## start EXTRACTED DATA

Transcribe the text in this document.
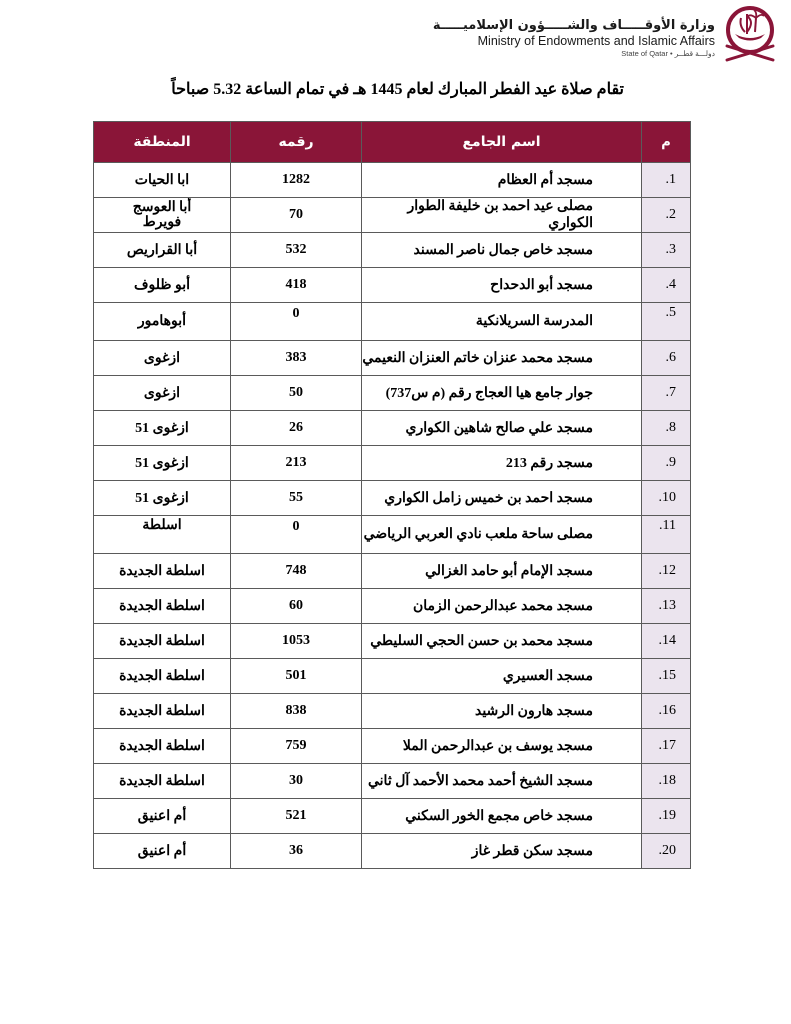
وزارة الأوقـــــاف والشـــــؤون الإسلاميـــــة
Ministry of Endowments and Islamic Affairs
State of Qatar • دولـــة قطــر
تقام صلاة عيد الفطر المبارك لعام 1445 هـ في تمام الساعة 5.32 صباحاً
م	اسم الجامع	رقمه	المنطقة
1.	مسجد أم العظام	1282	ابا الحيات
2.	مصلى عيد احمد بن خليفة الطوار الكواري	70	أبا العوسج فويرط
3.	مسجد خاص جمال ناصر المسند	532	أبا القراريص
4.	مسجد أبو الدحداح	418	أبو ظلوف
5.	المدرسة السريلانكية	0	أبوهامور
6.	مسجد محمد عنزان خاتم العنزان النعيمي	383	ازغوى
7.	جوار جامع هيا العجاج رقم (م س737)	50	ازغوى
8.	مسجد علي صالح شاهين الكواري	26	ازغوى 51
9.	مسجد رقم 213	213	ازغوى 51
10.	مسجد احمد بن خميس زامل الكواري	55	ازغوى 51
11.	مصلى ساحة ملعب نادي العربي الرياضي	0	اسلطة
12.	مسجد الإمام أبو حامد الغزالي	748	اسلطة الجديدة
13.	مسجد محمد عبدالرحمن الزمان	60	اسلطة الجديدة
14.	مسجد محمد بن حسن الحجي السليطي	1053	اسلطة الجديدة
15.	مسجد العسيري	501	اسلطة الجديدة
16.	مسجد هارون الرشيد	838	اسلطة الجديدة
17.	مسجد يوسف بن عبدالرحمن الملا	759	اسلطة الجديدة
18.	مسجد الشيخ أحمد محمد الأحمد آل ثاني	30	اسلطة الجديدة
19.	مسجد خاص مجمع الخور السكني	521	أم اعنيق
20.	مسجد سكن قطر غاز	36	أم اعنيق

## end EXTRACTED DATA

GIVEN TASK. Copy each line above that contains the string "الجديدة".

OUTPUT OF THE TASK.
12.	مسجد الإمام أبو حامد الغزالي	748	اسلطة الجديدة
13.	مسجد محمد عبدالرحمن الزمان	60	اسلطة الجديدة
14.	مسجد محمد بن حسن الحجي السليطي	1053	اسلطة الجديدة
15.	مسجد العسيري	501	اسلطة الجديدة
16.	مسجد هارون الرشيد	838	اسلطة الجديدة
17.	مسجد يوسف بن عبدالرحمن الملا	759	اسلطة الجديدة
18.	مسجد الشيخ أحمد محمد الأحمد آل ثاني	30	اسلطة الجديدة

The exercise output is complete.